Exercise:
Starting with the line that contains "OCR this image.", set down each line through the end of the entries below, exactly and with nothing added.

--- begin Exercise materials ---

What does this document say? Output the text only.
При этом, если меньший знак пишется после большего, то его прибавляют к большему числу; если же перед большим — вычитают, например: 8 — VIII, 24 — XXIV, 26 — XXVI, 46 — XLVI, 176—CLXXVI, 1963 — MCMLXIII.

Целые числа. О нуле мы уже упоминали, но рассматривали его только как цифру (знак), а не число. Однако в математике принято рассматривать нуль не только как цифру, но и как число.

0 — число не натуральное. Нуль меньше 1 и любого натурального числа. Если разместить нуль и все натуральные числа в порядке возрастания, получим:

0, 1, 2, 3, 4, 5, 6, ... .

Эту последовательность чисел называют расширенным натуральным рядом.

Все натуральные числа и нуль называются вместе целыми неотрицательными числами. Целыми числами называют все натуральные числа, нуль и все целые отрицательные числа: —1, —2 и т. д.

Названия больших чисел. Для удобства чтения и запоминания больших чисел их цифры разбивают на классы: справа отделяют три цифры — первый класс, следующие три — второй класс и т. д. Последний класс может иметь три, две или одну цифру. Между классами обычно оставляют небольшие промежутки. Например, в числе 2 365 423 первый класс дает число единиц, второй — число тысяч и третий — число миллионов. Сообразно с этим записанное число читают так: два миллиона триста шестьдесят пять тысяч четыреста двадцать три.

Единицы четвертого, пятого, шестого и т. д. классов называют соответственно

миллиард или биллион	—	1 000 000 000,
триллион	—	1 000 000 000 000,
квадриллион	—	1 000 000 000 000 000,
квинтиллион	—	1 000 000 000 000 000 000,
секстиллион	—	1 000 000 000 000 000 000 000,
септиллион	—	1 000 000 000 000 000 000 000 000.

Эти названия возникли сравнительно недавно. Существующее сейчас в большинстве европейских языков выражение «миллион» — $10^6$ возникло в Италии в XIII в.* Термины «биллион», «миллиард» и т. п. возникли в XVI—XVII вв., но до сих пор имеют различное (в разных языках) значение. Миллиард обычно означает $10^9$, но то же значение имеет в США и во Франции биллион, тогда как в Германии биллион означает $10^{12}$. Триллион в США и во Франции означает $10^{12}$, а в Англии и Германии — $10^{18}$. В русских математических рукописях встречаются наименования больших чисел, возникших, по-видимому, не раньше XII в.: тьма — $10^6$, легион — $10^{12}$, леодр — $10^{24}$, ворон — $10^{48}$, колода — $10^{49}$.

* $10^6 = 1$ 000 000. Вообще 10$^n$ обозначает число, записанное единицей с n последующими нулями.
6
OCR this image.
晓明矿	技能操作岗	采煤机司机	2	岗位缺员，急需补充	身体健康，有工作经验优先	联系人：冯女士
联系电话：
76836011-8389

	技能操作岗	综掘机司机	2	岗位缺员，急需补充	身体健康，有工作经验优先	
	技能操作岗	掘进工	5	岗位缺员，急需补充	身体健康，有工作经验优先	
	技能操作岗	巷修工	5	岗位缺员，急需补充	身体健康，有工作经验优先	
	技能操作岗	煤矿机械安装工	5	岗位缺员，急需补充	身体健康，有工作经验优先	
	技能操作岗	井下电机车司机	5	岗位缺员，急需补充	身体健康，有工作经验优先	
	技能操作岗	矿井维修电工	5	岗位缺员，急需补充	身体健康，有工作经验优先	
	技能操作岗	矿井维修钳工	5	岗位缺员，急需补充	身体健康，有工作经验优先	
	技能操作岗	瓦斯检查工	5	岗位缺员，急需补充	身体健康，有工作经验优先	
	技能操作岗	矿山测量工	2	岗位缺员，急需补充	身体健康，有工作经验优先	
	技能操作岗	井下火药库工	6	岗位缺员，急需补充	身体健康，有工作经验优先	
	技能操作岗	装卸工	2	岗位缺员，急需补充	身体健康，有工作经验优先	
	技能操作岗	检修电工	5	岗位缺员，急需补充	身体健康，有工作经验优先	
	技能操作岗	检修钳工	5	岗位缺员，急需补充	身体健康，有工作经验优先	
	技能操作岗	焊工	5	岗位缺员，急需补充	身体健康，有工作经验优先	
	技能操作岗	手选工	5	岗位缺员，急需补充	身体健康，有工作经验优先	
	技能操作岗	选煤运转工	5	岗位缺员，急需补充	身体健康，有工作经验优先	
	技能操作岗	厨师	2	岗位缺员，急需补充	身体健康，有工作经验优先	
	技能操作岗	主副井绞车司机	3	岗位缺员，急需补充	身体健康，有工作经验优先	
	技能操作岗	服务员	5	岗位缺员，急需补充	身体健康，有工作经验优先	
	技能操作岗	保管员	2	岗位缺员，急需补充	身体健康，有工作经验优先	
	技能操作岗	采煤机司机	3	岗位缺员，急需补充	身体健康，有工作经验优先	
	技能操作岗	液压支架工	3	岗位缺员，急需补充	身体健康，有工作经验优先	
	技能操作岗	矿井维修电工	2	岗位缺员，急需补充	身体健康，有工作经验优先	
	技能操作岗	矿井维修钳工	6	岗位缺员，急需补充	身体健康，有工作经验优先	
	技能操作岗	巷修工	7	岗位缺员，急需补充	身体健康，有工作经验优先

--- end Exercise materials ---

Response to the exercise:
OCR this image.
晓明矿	技能操作岗	采煤机司机	2	岗位缺员，急需补充	身体健康，有工作经验优先	联系人：冯女士
联系电话：
76836011-8389

	技能操作岗	综掘机司机	2	岗位缺员，急需补充	身体健康，有工作经验优先	
	技能操作岗	掘进工	5	岗位缺员，急需补充	身体健康，有工作经验优先	
	技能操作岗	巷修工	5	岗位缺员，急需补充	身体健康，有工作经验优先	
	技能操作岗	煤矿机械安装工	5	岗位缺员，急需补充	身体健康，有工作经验优先	
	技能操作岗	井下电机车司机	5	岗位缺员，急需补充	身体健康，有工作经验优先	
	技能操作岗	矿井维修电工	5	岗位缺员，急需补充	身体健康，有工作经验优先	
	技能操作岗	矿井维修钳工	5	岗位缺员，急需补充	身体健康，有工作经验优先	
	技能操作岗	瓦斯检查工	5	岗位缺员，急需补充	身体健康，有工作经验优先	
	技能操作岗	矿山测量工	2	岗位缺员，急需补充	身体健康，有工作经验优先	
	技能操作岗	井下火药库工	6	岗位缺员，急需补充	身体健康，有工作经验优先	
	技能操作岗	装卸工	2	岗位缺员，急需补充	身体健康，有工作经验优先	
	技能操作岗	检修电工	5	岗位缺员，急需补充	身体健康，有工作经验优先	
	技能操作岗	检修钳工	5	岗位缺员，急需补充	身体健康，有工作经验优先	
	技能操作岗	焊工	5	岗位缺员，急需补充	身体健康，有工作经验优先	
	技能操作岗	手选工	5	岗位缺员，急需补充	身体健康，有工作经验优先	
	技能操作岗	选煤运转工	5	岗位缺员，急需补充	身体健康，有工作经验优先	
	技能操作岗	厨师	2	岗位缺员，急需补充	身体健康，有工作经验优先	
	技能操作岗	主副井绞车司机	3	岗位缺员，急需补充	身体健康，有工作经验优先	
	技能操作岗	服务员	5	岗位缺员，急需补充	身体健康，有工作经验优先	
	技能操作岗	保管员	2	岗位缺员，急需补充	身体健康，有工作经验优先	
	技能操作岗	采煤机司机	3	岗位缺员，急需补充	身体健康，有工作经验优先	
	技能操作岗	液压支架工	3	岗位缺员，急需补充	身体健康，有工作经验优先	
	技能操作岗	矿井维修电工	2	岗位缺员，急需补充	身体健康，有工作经验优先	
	技能操作岗	矿井维修钳工	6	岗位缺员，急需补充	身体健康，有工作经验优先	
	技能操作岗	巷修工	7	岗位缺员，急需补充	身体健康，有工作经验优先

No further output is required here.